### WHAT IS BEING ASKED
Return the records exactly as they appear, from the start of the records up to and including the line that contains "x-tick-label: 1990 <box>751 404 761 434</box>".

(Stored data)

────────────────────

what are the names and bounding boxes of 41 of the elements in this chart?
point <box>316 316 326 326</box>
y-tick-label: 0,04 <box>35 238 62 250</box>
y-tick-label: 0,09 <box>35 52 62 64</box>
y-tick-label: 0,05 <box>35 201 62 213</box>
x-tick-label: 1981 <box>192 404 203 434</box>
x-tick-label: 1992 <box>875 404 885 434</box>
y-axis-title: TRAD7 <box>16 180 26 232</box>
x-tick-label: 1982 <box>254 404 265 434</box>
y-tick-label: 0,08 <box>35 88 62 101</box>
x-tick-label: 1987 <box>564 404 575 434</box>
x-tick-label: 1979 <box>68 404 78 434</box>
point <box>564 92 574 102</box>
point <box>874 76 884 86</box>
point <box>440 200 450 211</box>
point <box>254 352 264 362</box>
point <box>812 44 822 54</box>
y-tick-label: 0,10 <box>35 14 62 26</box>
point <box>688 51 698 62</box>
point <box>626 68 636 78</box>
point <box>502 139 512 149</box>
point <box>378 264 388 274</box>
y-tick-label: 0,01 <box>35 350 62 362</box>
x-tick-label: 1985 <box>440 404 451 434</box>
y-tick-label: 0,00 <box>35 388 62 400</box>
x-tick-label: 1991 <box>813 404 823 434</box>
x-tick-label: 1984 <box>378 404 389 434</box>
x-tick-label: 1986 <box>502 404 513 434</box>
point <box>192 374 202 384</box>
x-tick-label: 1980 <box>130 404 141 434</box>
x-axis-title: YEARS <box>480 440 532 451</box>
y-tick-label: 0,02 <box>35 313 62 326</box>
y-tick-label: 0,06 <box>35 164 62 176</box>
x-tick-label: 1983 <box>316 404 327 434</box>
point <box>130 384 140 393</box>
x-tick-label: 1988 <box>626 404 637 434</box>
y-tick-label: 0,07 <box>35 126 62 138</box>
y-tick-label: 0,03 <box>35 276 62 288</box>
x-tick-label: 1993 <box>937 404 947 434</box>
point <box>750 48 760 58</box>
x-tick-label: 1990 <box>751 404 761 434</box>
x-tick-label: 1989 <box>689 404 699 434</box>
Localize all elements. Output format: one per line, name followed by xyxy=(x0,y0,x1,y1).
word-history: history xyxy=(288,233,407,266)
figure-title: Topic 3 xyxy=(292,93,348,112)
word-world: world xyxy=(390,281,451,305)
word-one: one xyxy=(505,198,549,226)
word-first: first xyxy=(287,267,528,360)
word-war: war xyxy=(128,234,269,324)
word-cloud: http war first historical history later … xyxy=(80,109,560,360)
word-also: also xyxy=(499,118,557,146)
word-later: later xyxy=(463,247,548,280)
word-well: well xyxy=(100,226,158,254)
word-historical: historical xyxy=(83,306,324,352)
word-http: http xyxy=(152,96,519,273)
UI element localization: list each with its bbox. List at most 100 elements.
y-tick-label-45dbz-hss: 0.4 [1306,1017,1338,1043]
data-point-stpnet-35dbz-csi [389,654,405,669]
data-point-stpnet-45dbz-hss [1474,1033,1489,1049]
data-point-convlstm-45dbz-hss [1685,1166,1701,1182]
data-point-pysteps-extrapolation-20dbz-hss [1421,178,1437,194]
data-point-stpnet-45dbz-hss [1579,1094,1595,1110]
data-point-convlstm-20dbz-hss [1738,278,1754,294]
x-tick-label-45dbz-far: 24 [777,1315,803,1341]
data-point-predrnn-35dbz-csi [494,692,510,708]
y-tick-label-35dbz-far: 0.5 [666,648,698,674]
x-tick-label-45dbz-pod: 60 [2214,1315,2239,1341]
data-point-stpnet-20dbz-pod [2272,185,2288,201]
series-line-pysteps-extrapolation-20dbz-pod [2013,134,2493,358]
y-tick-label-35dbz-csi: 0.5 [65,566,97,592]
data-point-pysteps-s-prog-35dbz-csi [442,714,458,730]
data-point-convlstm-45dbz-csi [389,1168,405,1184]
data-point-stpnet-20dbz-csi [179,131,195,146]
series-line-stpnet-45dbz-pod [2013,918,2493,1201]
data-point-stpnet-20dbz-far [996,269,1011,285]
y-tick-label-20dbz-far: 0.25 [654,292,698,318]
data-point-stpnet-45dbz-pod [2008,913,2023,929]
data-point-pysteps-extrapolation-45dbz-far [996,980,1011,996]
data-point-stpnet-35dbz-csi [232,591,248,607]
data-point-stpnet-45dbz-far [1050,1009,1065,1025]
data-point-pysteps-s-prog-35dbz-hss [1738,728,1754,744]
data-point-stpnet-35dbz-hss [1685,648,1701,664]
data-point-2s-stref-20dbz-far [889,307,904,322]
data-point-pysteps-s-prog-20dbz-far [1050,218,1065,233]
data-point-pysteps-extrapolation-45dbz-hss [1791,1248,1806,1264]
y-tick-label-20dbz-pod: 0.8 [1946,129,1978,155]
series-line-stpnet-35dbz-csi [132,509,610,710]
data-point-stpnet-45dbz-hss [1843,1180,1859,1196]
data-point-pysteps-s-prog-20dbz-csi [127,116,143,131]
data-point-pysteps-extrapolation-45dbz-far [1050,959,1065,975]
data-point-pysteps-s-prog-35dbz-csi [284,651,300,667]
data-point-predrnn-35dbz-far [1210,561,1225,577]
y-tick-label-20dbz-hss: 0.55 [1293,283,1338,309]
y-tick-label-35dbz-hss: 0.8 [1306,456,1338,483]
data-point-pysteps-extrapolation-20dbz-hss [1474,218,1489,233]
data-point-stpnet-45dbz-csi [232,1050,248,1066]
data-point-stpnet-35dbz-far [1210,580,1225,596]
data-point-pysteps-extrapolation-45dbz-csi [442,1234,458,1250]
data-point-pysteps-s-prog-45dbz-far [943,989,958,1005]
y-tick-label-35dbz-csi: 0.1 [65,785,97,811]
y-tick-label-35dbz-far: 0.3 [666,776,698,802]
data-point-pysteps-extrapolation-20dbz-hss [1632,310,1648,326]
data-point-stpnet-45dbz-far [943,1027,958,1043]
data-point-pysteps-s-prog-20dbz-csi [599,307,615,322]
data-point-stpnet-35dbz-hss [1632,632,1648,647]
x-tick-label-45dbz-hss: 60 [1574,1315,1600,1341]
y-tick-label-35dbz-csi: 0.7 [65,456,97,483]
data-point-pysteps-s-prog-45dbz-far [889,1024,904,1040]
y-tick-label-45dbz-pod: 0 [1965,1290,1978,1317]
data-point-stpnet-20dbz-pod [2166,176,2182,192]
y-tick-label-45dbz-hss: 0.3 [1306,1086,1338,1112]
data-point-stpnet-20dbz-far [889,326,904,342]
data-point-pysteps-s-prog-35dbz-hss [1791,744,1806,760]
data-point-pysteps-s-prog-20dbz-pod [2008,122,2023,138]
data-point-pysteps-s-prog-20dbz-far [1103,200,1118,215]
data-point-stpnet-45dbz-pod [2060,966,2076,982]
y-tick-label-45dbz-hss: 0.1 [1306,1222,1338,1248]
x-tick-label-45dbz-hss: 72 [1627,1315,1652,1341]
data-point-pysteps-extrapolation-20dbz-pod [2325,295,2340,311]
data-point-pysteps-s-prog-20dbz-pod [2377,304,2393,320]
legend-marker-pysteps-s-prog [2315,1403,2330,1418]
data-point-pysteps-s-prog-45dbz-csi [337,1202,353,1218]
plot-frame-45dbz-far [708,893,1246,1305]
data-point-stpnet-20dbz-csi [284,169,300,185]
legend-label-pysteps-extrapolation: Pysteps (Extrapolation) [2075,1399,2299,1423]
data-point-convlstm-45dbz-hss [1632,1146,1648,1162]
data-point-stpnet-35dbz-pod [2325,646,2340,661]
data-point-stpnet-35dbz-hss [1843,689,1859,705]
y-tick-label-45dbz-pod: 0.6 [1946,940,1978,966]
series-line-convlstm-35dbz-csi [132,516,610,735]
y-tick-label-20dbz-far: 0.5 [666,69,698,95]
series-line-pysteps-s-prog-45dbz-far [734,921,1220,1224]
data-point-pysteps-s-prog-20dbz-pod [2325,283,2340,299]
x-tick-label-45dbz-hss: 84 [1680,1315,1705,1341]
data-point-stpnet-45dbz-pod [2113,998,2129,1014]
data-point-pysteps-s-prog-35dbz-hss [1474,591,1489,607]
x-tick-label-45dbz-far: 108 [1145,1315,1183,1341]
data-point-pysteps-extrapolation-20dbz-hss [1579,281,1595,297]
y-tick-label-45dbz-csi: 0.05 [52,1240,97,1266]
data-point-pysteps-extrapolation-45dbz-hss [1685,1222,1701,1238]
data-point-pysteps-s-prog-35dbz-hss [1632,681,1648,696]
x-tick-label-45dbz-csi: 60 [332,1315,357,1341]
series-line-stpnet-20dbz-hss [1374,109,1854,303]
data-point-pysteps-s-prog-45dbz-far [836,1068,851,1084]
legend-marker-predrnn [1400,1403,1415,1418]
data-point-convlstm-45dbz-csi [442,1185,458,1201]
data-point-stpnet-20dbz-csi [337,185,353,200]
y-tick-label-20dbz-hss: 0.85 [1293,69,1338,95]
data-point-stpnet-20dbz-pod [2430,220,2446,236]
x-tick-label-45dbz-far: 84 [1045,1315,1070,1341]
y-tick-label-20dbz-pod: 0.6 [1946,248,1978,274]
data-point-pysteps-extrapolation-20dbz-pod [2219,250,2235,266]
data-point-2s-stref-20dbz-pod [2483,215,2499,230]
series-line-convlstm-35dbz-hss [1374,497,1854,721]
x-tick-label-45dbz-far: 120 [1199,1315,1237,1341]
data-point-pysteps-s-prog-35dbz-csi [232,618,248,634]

────────────────────

### TASK ANSWER
what are the names and bounding boxes of 41 of the elements in this chart?
point <box>316 316 326 326</box>
y-tick-label: 0,04 <box>35 238 62 250</box>
y-tick-label: 0,09 <box>35 52 62 64</box>
y-tick-label: 0,05 <box>35 201 62 213</box>
x-tick-label: 1981 <box>192 404 203 434</box>
x-tick-label: 1992 <box>875 404 885 434</box>
y-axis-title: TRAD7 <box>16 180 26 232</box>
x-tick-label: 1982 <box>254 404 265 434</box>
y-tick-label: 0,08 <box>35 88 62 101</box>
x-tick-label: 1987 <box>564 404 575 434</box>
x-tick-label: 1979 <box>68 404 78 434</box>
point <box>564 92 574 102</box>
point <box>874 76 884 86</box>
point <box>440 200 450 211</box>
point <box>254 352 264 362</box>
point <box>812 44 822 54</box>
y-tick-label: 0,10 <box>35 14 62 26</box>
point <box>688 51 698 62</box>
point <box>626 68 636 78</box>
point <box>502 139 512 149</box>
point <box>378 264 388 274</box>
y-tick-label: 0,01 <box>35 350 62 362</box>
x-tick-label: 1985 <box>440 404 451 434</box>
y-tick-label: 0,00 <box>35 388 62 400</box>
x-tick-label: 1991 <box>813 404 823 434</box>
x-tick-label: 1984 <box>378 404 389 434</box>
x-tick-label: 1986 <box>502 404 513 434</box>
point <box>192 374 202 384</box>
x-tick-label: 1980 <box>130 404 141 434</box>
x-axis-title: YEARS <box>480 440 532 451</box>
y-tick-label: 0,02 <box>35 313 62 326</box>
y-tick-label: 0,06 <box>35 164 62 176</box>
x-tick-label: 1983 <box>316 404 327 434</box>
point <box>130 384 140 393</box>
x-tick-label: 1988 <box>626 404 637 434</box>
y-tick-label: 0,07 <box>35 126 62 138</box>
y-tick-label: 0,03 <box>35 276 62 288</box>
x-tick-label: 1993 <box>937 404 947 434</box>
point <box>750 48 760 58</box>
x-tick-label: 1990 <box>751 404 761 434</box>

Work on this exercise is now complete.